::: Records for the exercise :::
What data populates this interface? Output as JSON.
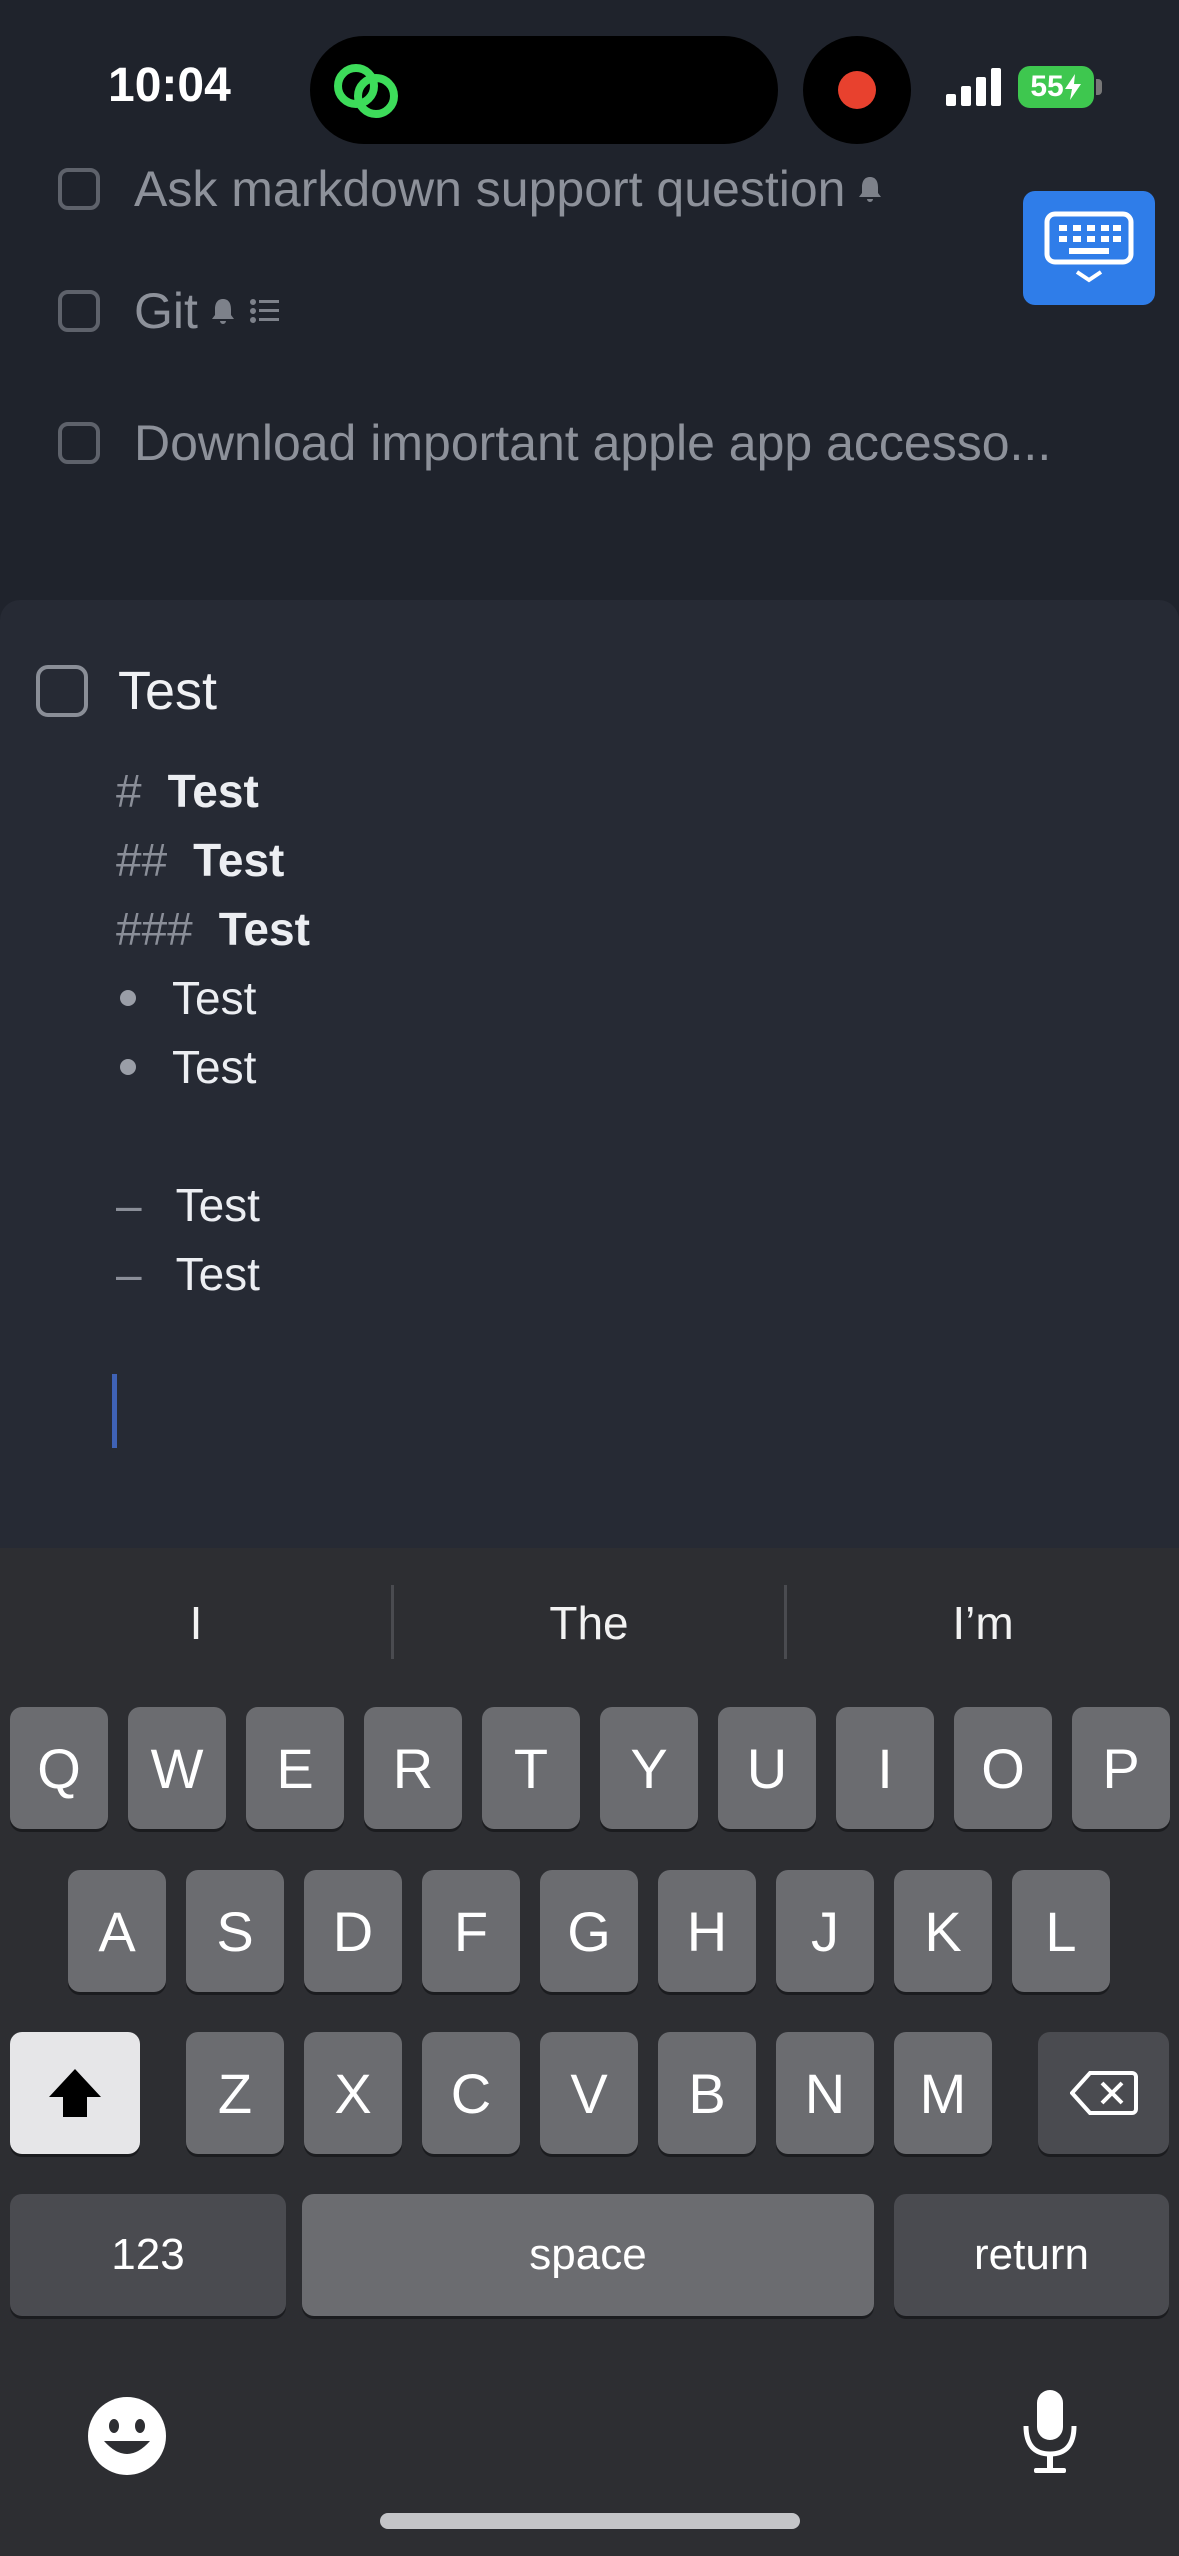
{
  "status_bar": {
    "time": "10:04",
    "battery": "55"
  },
  "background_list": {
    "items": [
      {
        "label": "Ask markdown support question"
      },
      {
        "label": "Git"
      },
      {
        "label": "Download important apple app accesso..."
      }
    ]
  },
  "task": {
    "title": "Test",
    "note_lines": [
      {
        "kind": "h1",
        "marker": "#",
        "text": "Test"
      },
      {
        "kind": "h2",
        "marker": "##",
        "text": "Test"
      },
      {
        "kind": "h3",
        "marker": "###",
        "text": "Test"
      },
      {
        "kind": "bullet",
        "text": "Test"
      },
      {
        "kind": "bullet",
        "text": "Test"
      },
      {
        "kind": "dash",
        "marker": "–",
        "text": "Test"
      },
      {
        "kind": "dash",
        "marker": "–",
        "text": "Test"
      }
    ]
  },
  "keyboard": {
    "suggestions": [
      "I",
      "The",
      "I’m"
    ],
    "row1": [
      "Q",
      "W",
      "E",
      "R",
      "T",
      "Y",
      "U",
      "I",
      "O",
      "P"
    ],
    "row2": [
      "A",
      "S",
      "D",
      "F",
      "G",
      "H",
      "J",
      "K",
      "L"
    ],
    "row3": [
      "Z",
      "X",
      "C",
      "V",
      "B",
      "N",
      "M"
    ],
    "numbers_label": "123",
    "space_label": "space",
    "return_label": "return"
  },
  "colors": {
    "accent": "#2f7de9",
    "record": "#e8412e",
    "battery": "#3ec74f"
  }
}
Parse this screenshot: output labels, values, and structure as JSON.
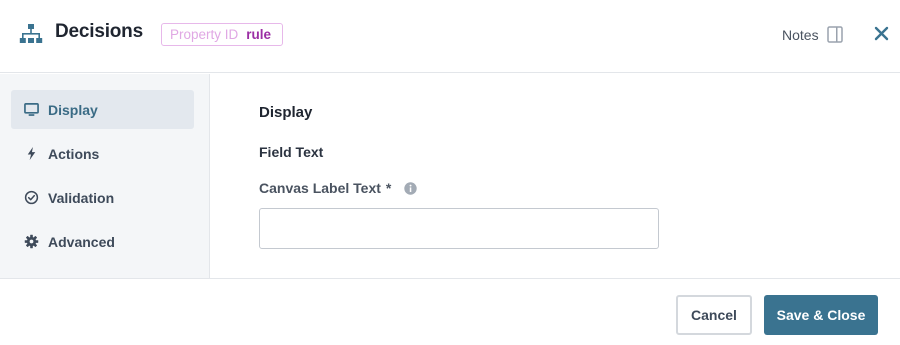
:::
Exclude every picture and copy the remaining data exactly.

What data populates this interface? Output as JSON.
{
  "status_bar": {
    "time": "10:04",
    "battery": "55"
  },
  "background_list": {
    "items": [
      {
        "label": "Ask markdown support question"
      },
      {
        "label": "Git"
      },
      {
        "label": "Download important apple app accesso..."
      }
    ]
  },
  "task": {
    "title": "Test",
    "note_lines": [
      {
        "kind": "h1",
        "marker": "#",
        "text": "Test"
      },
      {
        "kind": "h2",
        "marker": "##",
        "text": "Test"
      },
      {
        "kind": "h3",
        "marker": "###",
        "text": "Test"
      },
      {
        "kind": "bullet",
        "text": "Test"
      },
      {
        "kind": "bullet",
        "text": "Test"
      },
      {
        "kind": "dash",
        "marker": "–",
        "text": "Test"
      },
      {
        "kind": "dash",
        "marker": "–",
        "text": "Test"
      }
    ]
  },
  "keyboard": {
    "suggestions": [
      "I",
      "The",
      "I’m"
    ],
    "row1": [
      "Q",
      "W",
      "E",
      "R",
      "T",
      "Y",
      "U",
      "I",
      "O",
      "P"
    ],
    "row2": [
      "A",
      "S",
      "D",
      "F",
      "G",
      "H",
      "J",
      "K",
      "L"
    ],
    "row3": [
      "Z",
      "X",
      "C",
      "V",
      "B",
      "N",
      "M"
    ],
    "numbers_label": "123",
    "space_label": "space",
    "return_label": "return"
  },
  "colors": {
    "accent": "#2f7de9",
    "record": "#e8412e",
    "battery": "#3ec74f"
  }
}
Parse this screenshot: output labels, values, and structure as JSON.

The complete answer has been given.